◆ INSTRUCTIONS TO FOLLOW ◆
Using the data below, repeat all of it precisely.

##### TASK DATA #####

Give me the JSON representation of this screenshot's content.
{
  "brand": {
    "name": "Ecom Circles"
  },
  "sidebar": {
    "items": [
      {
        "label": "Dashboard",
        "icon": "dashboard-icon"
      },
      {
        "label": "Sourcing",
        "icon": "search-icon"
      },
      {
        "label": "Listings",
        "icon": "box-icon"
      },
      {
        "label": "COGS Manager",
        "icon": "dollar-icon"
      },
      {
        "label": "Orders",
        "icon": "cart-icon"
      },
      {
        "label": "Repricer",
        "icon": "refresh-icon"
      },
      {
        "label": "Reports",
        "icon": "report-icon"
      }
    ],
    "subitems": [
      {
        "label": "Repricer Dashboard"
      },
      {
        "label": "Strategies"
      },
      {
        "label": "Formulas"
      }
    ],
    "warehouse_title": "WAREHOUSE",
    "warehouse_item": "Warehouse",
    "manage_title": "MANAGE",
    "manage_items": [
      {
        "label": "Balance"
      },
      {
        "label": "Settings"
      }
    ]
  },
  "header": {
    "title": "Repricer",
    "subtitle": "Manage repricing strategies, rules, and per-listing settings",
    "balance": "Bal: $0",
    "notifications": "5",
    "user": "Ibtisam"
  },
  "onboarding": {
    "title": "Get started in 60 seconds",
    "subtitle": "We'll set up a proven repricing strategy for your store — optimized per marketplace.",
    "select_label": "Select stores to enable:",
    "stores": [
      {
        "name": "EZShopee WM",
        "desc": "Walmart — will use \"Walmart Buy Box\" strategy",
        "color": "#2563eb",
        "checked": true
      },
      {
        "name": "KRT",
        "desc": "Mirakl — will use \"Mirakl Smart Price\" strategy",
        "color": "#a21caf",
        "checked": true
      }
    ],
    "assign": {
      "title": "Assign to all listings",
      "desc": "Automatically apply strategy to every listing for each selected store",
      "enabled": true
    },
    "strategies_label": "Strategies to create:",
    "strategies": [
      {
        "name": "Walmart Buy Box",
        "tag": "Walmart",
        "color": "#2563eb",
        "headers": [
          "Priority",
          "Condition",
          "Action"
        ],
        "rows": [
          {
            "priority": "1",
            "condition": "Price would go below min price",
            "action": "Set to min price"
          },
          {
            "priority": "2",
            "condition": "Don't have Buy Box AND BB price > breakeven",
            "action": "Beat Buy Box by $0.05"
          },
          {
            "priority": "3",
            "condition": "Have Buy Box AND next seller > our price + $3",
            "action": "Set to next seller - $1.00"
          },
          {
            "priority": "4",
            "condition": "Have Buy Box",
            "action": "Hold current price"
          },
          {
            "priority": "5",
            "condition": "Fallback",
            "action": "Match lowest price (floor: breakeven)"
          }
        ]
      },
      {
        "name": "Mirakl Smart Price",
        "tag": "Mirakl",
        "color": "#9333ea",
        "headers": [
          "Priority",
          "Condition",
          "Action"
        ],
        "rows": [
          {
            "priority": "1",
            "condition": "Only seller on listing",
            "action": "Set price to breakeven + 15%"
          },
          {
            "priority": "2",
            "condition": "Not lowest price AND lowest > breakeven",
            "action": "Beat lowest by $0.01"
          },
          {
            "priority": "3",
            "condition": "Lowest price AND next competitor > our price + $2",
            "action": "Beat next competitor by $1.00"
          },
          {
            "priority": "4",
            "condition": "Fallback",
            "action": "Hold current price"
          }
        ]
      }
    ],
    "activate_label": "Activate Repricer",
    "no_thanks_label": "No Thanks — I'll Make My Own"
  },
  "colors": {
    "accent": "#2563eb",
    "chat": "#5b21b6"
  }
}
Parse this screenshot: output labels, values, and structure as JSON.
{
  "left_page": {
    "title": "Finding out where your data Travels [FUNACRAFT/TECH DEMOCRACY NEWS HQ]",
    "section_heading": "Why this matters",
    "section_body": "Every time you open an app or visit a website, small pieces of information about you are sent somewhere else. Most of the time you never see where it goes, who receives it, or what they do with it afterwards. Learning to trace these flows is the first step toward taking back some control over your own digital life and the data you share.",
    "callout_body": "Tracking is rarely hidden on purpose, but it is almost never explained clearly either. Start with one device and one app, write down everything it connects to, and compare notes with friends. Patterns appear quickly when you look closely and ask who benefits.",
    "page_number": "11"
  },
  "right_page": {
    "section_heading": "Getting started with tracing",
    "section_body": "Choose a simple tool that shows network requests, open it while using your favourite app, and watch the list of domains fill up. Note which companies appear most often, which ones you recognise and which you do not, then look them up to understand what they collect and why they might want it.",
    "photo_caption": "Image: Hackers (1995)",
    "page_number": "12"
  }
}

#####

◆ EXERCISE OUTPUT ◆
Give me the JSON representation of this screenshot's content.
{
  "brand": {
    "name": "Ecom Circles"
  },
  "sidebar": {
    "items": [
      {
        "label": "Dashboard",
        "icon": "dashboard-icon"
      },
      {
        "label": "Sourcing",
        "icon": "search-icon"
      },
      {
        "label": "Listings",
        "icon": "box-icon"
      },
      {
        "label": "COGS Manager",
        "icon": "dollar-icon"
      },
      {
        "label": "Orders",
        "icon": "cart-icon"
      },
      {
        "label": "Repricer",
        "icon": "refresh-icon"
      },
      {
        "label": "Reports",
        "icon": "report-icon"
      }
    ],
    "subitems": [
      {
        "label": "Repricer Dashboard"
      },
      {
        "label": "Strategies"
      },
      {
        "label": "Formulas"
      }
    ],
    "warehouse_title": "WAREHOUSE",
    "warehouse_item": "Warehouse",
    "manage_title": "MANAGE",
    "manage_items": [
      {
        "label": "Balance"
      },
      {
        "label": "Settings"
      }
    ]
  },
  "header": {
    "title": "Repricer",
    "subtitle": "Manage repricing strategies, rules, and per-listing settings",
    "balance": "Bal: $0",
    "notifications": "5",
    "user": "Ibtisam"
  },
  "onboarding": {
    "title": "Get started in 60 seconds",
    "subtitle": "We'll set up a proven repricing strategy for your store — optimized per marketplace.",
    "select_label": "Select stores to enable:",
    "stores": [
      {
        "name": "EZShopee WM",
        "desc": "Walmart — will use \"Walmart Buy Box\" strategy",
        "color": "#2563eb",
        "checked": true
      },
      {
        "name": "KRT",
        "desc": "Mirakl — will use \"Mirakl Smart Price\" strategy",
        "color": "#a21caf",
        "checked": true
      }
    ],
    "assign": {
      "title": "Assign to all listings",
      "desc": "Automatically apply strategy to every listing for each selected store",
      "enabled": true
    },
    "strategies_label": "Strategies to create:",
    "strategies": [
      {
        "name": "Walmart Buy Box",
        "tag": "Walmart",
        "color": "#2563eb",
        "headers": [
          "Priority",
          "Condition",
          "Action"
        ],
        "rows": [
          {
            "priority": "1",
            "condition": "Price would go below min price",
            "action": "Set to min price"
          },
          {
            "priority": "2",
            "condition": "Don't have Buy Box AND BB price > breakeven",
            "action": "Beat Buy Box by $0.05"
          },
          {
            "priority": "3",
            "condition": "Have Buy Box AND next seller > our price + $3",
            "action": "Set to next seller - $1.00"
          },
          {
            "priority": "4",
            "condition": "Have Buy Box",
            "action": "Hold current price"
          },
          {
            "priority": "5",
            "condition": "Fallback",
            "action": "Match lowest price (floor: breakeven)"
          }
        ]
      },
      {
        "name": "Mirakl Smart Price",
        "tag": "Mirakl",
        "color": "#9333ea",
        "headers": [
          "Priority",
          "Condition",
          "Action"
        ],
        "rows": [
          {
            "priority": "1",
            "condition": "Only seller on listing",
            "action": "Set price to breakeven + 15%"
          },
          {
            "priority": "2",
            "condition": "Not lowest price AND lowest > breakeven",
            "action": "Beat lowest by $0.01"
          },
          {
            "priority": "3",
            "condition": "Lowest price AND next competitor > our price + $2",
            "action": "Beat next competitor by $1.00"
          },
          {
            "priority": "4",
            "condition": "Fallback",
            "action": "Hold current price"
          }
        ]
      }
    ],
    "activate_label": "Activate Repricer",
    "no_thanks_label": "No Thanks — I'll Make My Own"
  },
  "colors": {
    "accent": "#2563eb",
    "chat": "#5b21b6"
  }
}
Parse this screenshot: output labels, values, and structure as JSON.
{
  "left_page": {
    "title": "Finding out where your data Travels [FUNACRAFT/TECH DEMOCRACY NEWS HQ]",
    "section_heading": "Why this matters",
    "section_body": "Every time you open an app or visit a website, small pieces of information about you are sent somewhere else. Most of the time you never see where it goes, who receives it, or what they do with it afterwards. Learning to trace these flows is the first step toward taking back some control over your own digital life and the data you share.",
    "callout_body": "Tracking is rarely hidden on purpose, but it is almost never explained clearly either. Start with one device and one app, write down everything it connects to, and compare notes with friends. Patterns appear quickly when you look closely and ask who benefits.",
    "page_number": "11"
  },
  "right_page": {
    "section_heading": "Getting started with tracing",
    "section_body": "Choose a simple tool that shows network requests, open it while using your favourite app, and watch the list of domains fill up. Note which companies appear most often, which ones you recognise and which you do not, then look them up to understand what they collect and why they might want it.",
    "photo_caption": "Image: Hackers (1995)",
    "page_number": "12"
  }
}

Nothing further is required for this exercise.